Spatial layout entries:

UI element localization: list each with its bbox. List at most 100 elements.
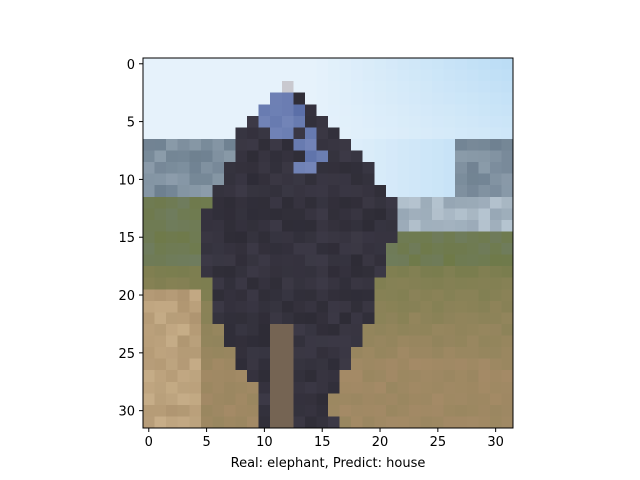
image-pixel <box>432 277 445 290</box>
image-pixel <box>374 81 387 94</box>
image-pixel <box>420 196 433 209</box>
image-pixel <box>189 358 202 371</box>
image-pixel <box>455 323 468 337</box>
image-pixel <box>362 92 375 105</box>
image-pixel <box>397 196 410 209</box>
image-pixel <box>362 69 375 82</box>
x-tick-label: 30 <box>487 435 504 450</box>
image-pixel <box>304 404 318 418</box>
image-pixel <box>281 231 294 244</box>
image-pixel <box>408 81 422 94</box>
image-pixel <box>443 92 456 105</box>
image-pixel <box>501 58 513 71</box>
image-pixel <box>189 370 202 383</box>
image-pixel <box>235 254 248 267</box>
image-pixel <box>478 393 491 406</box>
axes-frame <box>142 57 514 429</box>
image-pixel <box>247 335 260 348</box>
image-pixel <box>489 173 503 186</box>
image-pixel <box>489 185 503 198</box>
image-pixel <box>466 69 479 82</box>
image-pixel <box>489 300 503 313</box>
image-pixel <box>501 104 513 117</box>
image-pixel <box>397 81 410 94</box>
image-pixel <box>385 69 398 82</box>
image-pixel <box>420 404 433 418</box>
image-pixel <box>281 277 294 290</box>
image-pixel <box>143 185 156 198</box>
image-pixel <box>247 300 260 313</box>
image-pixel <box>339 370 352 383</box>
image-pixel <box>443 289 456 302</box>
image-pixel <box>200 335 213 348</box>
image-pixel <box>385 312 398 325</box>
image-pixel <box>351 393 364 406</box>
image-pixel <box>432 173 445 186</box>
image-pixel <box>200 58 213 71</box>
image-pixel <box>166 404 179 418</box>
image-pixel <box>328 358 341 371</box>
image-pixel <box>293 69 306 82</box>
image-pixel <box>501 138 513 152</box>
image-pixel <box>466 358 479 371</box>
image-pixel <box>166 127 179 140</box>
image-pixel <box>397 208 410 221</box>
image-pixel <box>362 404 375 418</box>
image-pixel <box>351 196 364 209</box>
image-pixel <box>154 393 167 406</box>
image-pixel <box>247 173 260 186</box>
image-pixel <box>478 312 491 325</box>
image-pixel <box>223 104 237 117</box>
image-pixel <box>281 150 294 163</box>
image-pixel <box>166 185 179 198</box>
image-pixel <box>420 127 433 140</box>
image-pixel <box>258 127 271 140</box>
image-pixel <box>489 277 503 290</box>
image-pixel <box>154 81 167 94</box>
image-pixel <box>316 138 329 152</box>
image-pixel <box>432 127 445 140</box>
image-pixel <box>235 196 248 209</box>
image-pixel <box>143 104 156 117</box>
image-pixel <box>293 393 306 406</box>
image-pixel <box>385 416 398 428</box>
image-pixel <box>258 404 271 418</box>
image-pixel <box>212 254 225 267</box>
image-pixel <box>316 173 329 186</box>
image-pixel <box>351 127 364 140</box>
image-pixel <box>374 219 387 233</box>
image-pixel <box>432 254 445 267</box>
image-pixel <box>235 393 248 406</box>
image-pixel <box>177 289 190 302</box>
image-pixel <box>304 300 318 313</box>
image-pixel <box>177 347 190 360</box>
image-pixel <box>270 185 283 198</box>
image-pixel <box>351 81 364 94</box>
image-pixel <box>223 312 237 325</box>
image-pixel <box>489 393 503 406</box>
image-pixel <box>316 185 329 198</box>
image-pixel <box>247 185 260 198</box>
image-pixel <box>247 243 260 256</box>
image-pixel <box>316 243 329 256</box>
image-pixel <box>177 104 190 117</box>
image-pixel <box>397 243 410 256</box>
image-pixel <box>270 58 283 71</box>
image-pixel <box>304 92 318 105</box>
image-pixel <box>258 185 271 198</box>
image-pixel <box>339 266 352 279</box>
image-pixel <box>362 277 375 290</box>
image-pixel <box>351 219 364 233</box>
image-pixel <box>385 335 398 348</box>
image-pixel <box>258 323 271 337</box>
image-pixel <box>385 266 398 279</box>
image-pixel <box>258 254 271 267</box>
image-pixel <box>478 370 491 383</box>
image-pixel <box>466 231 479 244</box>
image-pixel <box>304 358 318 371</box>
image-pixel <box>270 300 283 313</box>
image-pixel <box>154 266 167 279</box>
image-pixel <box>189 92 202 105</box>
image-pixel <box>328 81 341 94</box>
image-pixel <box>408 104 422 117</box>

Problem requirements:
Copy out every line in the items above that contains the string "tick", matching its case exactly.

Exercise answer:
x-tick-label: 30 <box>487 435 504 450</box>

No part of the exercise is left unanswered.